Locate and copy each line in the data that contains the word "name".

start Record excerpts

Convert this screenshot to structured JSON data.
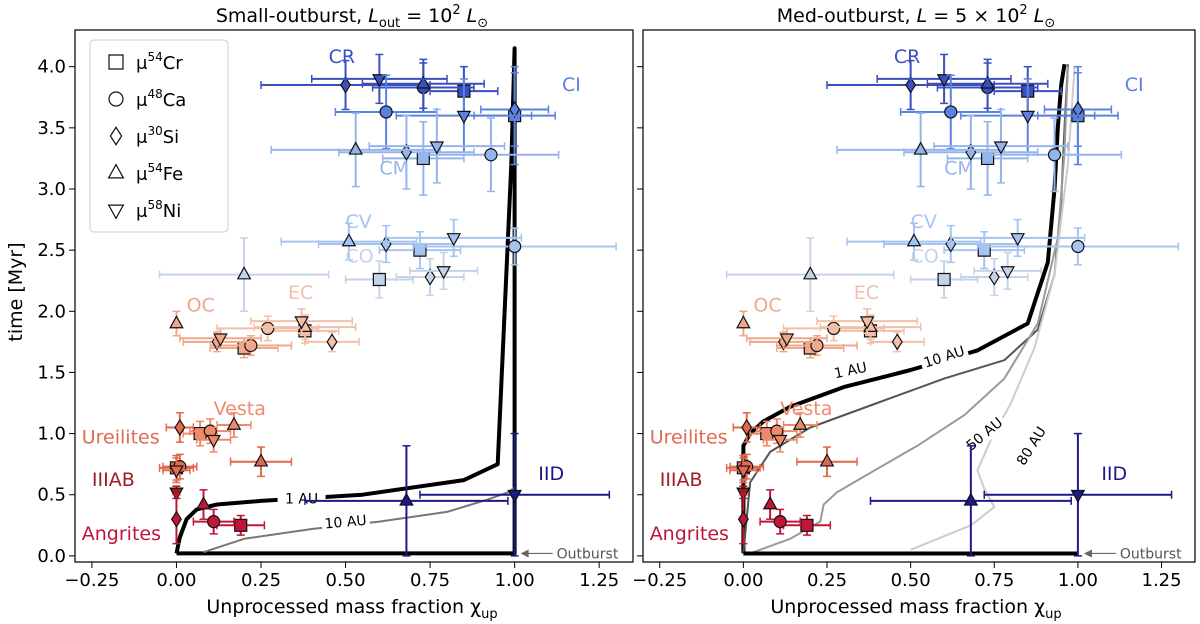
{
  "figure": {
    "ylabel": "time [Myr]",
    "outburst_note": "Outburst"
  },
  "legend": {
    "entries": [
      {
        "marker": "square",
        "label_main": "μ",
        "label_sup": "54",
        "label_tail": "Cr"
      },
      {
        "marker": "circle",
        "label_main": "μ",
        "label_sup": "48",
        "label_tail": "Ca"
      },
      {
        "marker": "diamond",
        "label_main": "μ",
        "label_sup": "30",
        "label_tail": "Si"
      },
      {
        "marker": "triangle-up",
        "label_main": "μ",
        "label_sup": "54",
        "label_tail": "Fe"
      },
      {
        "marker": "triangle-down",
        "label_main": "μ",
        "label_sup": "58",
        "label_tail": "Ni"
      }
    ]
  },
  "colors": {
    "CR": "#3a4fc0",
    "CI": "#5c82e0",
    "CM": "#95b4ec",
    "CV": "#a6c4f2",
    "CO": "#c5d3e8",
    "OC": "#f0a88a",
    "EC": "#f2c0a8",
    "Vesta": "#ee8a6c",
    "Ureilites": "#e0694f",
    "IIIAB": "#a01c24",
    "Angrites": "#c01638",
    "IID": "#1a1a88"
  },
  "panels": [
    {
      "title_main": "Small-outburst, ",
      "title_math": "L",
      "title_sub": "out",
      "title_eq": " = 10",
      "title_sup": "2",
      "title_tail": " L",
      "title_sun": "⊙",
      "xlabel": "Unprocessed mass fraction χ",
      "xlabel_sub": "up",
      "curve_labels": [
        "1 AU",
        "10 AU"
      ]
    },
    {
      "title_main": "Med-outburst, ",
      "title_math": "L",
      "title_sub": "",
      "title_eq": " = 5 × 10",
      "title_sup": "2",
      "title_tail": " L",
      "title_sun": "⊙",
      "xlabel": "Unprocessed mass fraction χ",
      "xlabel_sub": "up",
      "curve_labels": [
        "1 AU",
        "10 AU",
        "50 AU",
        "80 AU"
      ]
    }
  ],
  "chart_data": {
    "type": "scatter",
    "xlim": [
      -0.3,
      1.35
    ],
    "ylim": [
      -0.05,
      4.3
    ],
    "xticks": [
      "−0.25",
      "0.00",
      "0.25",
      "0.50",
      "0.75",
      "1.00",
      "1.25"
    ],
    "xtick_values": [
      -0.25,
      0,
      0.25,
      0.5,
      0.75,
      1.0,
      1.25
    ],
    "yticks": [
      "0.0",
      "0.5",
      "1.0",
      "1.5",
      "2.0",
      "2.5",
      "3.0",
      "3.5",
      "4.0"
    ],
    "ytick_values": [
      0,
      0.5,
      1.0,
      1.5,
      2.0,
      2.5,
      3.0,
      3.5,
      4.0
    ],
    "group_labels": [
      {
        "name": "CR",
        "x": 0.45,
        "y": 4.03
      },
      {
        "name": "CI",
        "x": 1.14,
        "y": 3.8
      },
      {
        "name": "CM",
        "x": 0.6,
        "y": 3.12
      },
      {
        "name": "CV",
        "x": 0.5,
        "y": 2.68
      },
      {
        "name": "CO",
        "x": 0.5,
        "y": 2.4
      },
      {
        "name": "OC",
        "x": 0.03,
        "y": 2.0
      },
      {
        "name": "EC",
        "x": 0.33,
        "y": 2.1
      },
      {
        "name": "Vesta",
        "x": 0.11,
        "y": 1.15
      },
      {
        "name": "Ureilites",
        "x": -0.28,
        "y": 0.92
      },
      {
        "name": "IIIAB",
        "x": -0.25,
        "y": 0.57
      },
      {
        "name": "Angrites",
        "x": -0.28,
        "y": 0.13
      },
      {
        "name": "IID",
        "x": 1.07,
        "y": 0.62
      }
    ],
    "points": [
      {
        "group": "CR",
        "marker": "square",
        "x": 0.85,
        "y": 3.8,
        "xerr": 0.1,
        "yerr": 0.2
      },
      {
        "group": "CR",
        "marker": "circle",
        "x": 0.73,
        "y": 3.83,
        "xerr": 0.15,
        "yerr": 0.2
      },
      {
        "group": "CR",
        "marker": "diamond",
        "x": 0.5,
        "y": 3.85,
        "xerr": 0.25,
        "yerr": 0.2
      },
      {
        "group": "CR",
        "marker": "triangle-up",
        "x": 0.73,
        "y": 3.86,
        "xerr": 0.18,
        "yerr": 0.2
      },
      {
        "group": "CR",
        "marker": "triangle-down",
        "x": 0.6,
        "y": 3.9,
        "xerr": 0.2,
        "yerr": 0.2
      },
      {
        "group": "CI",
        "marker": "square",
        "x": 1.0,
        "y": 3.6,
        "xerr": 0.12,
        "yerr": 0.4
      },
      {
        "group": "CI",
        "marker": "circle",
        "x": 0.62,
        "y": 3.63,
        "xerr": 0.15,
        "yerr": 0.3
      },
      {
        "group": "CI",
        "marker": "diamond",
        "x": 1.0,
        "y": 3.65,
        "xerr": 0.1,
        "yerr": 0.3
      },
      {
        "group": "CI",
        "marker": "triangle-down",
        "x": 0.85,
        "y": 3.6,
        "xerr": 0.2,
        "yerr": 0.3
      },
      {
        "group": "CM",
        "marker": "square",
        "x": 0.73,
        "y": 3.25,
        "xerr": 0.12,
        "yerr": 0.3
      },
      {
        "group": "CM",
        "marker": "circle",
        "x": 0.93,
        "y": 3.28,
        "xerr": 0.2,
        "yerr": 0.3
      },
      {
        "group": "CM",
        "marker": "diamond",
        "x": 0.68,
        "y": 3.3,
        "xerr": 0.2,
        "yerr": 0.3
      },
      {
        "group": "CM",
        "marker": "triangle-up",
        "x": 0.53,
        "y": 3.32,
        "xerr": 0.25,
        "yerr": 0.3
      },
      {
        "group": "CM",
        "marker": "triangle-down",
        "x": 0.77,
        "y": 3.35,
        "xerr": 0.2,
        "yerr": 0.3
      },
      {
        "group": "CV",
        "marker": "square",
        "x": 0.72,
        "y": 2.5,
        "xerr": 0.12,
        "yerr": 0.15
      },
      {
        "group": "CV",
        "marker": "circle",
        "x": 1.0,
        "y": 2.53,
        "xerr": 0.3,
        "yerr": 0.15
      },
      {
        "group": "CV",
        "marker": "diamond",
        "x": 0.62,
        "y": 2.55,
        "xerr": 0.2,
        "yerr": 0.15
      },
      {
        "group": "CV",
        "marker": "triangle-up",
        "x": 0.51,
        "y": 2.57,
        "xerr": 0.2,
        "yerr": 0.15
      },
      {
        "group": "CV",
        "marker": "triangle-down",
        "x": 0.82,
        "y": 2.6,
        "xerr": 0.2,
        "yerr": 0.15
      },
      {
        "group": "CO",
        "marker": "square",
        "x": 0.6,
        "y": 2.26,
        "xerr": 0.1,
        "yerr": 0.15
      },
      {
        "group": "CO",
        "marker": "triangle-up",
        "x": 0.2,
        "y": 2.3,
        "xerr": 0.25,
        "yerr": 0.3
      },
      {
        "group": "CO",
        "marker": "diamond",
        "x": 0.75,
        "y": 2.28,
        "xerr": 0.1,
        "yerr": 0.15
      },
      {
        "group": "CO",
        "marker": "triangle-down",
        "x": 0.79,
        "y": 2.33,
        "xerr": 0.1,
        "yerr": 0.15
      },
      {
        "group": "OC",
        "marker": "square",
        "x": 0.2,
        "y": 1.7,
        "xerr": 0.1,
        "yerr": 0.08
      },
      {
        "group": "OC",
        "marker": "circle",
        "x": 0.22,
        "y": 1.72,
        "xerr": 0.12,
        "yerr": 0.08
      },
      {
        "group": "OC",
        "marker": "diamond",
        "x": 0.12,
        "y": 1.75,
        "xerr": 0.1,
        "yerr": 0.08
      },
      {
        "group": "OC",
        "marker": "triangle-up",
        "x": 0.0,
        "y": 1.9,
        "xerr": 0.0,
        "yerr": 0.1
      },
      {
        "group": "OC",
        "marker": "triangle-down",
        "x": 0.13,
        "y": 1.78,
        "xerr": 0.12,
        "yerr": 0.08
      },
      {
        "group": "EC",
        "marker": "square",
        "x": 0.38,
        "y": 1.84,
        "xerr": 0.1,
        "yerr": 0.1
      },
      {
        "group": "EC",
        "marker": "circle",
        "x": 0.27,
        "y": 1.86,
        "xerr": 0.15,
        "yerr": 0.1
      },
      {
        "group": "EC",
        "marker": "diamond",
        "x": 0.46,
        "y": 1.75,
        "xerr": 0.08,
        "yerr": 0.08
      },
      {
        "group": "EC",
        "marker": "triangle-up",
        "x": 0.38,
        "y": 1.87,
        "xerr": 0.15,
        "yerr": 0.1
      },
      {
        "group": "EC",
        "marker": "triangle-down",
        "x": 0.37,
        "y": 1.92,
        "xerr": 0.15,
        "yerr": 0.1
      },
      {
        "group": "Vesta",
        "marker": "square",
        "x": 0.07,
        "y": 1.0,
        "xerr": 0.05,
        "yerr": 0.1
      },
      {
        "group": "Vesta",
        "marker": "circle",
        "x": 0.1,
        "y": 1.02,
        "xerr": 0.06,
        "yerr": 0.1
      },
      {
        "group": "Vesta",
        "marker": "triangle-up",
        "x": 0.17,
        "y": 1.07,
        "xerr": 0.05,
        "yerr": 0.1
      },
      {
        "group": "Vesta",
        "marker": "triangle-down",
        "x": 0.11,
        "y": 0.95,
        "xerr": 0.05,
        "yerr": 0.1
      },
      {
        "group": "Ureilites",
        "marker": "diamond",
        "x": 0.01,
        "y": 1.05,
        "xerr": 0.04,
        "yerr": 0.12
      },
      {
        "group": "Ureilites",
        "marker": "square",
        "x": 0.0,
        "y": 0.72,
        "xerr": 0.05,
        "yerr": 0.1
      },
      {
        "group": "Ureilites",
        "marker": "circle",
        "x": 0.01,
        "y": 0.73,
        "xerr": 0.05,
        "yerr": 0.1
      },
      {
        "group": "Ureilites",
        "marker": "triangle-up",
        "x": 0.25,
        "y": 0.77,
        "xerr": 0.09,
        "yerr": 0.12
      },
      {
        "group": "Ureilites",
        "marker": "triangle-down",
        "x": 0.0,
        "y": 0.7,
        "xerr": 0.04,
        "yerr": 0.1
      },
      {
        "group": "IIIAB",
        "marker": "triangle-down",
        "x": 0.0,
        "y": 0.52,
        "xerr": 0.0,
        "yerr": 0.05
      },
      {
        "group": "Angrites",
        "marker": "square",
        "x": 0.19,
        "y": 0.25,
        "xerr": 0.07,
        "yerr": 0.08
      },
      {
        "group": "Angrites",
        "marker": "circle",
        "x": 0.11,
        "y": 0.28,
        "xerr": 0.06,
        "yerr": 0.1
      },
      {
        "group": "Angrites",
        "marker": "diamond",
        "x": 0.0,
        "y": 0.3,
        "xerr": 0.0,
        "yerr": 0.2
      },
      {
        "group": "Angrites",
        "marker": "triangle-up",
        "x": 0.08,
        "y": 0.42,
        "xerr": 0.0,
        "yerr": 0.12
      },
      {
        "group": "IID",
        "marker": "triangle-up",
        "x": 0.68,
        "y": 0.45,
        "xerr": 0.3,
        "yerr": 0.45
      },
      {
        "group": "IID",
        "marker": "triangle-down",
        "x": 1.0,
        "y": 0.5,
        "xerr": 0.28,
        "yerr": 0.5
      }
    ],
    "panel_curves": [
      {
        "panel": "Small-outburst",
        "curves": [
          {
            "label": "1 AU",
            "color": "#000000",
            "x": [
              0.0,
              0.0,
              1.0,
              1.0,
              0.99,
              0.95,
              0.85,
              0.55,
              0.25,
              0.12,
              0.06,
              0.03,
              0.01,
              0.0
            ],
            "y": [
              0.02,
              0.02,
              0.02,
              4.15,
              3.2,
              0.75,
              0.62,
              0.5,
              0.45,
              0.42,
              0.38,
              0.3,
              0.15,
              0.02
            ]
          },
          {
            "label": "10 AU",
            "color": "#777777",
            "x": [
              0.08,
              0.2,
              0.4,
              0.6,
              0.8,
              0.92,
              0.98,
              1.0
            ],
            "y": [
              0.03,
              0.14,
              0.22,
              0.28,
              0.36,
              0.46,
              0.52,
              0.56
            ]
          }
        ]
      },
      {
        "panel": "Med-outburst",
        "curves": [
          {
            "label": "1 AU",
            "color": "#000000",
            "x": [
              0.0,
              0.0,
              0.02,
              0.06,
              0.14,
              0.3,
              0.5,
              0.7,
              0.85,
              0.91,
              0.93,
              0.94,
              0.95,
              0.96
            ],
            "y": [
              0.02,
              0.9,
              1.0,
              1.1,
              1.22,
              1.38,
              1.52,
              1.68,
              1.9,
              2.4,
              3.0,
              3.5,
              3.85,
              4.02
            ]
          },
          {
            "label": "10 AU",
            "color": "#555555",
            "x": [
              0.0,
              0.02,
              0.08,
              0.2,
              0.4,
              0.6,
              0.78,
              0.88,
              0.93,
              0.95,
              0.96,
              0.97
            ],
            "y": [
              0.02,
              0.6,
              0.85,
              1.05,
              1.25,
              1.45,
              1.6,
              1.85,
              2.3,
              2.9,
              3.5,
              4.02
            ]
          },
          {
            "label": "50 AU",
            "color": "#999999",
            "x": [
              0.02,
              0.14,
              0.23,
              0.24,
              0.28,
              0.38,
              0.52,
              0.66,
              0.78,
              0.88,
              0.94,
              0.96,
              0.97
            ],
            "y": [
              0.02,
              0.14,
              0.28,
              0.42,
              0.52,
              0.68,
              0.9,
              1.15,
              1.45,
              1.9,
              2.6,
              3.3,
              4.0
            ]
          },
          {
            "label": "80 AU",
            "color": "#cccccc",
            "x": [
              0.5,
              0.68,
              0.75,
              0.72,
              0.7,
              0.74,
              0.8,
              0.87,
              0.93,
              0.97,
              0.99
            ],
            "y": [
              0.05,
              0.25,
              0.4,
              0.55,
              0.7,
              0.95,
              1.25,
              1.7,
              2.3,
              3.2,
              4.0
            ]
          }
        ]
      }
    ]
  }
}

end Record excerpts
start Record excerpts

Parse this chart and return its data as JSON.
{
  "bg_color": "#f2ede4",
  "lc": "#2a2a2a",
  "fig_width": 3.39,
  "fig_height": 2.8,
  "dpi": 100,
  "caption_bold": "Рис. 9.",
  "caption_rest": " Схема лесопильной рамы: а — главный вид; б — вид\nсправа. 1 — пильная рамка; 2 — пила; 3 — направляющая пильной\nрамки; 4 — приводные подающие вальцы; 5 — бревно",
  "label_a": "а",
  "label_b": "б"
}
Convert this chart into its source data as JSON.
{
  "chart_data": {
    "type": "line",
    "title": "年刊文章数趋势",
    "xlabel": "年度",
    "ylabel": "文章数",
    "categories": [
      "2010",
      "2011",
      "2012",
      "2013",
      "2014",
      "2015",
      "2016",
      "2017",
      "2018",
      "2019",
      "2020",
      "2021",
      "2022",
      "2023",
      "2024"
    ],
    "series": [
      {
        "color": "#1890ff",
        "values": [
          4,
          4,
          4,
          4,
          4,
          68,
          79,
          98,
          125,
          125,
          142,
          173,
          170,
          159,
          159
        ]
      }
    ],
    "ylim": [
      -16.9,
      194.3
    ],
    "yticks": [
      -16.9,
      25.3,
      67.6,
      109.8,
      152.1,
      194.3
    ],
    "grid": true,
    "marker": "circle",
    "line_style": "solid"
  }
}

end Record excerpts

• _Answer_:
        "name": "CR",
        "name": "CI",
        "name": "CM",
        "name": "CV",
        "name": "CO",
        "name": "OC",
        "name": "EC",
        "name": "Vesta",
        "name": "Ureilites",
        "name": "IIIAB",
        "name": "Angrites",
        "name": "IID",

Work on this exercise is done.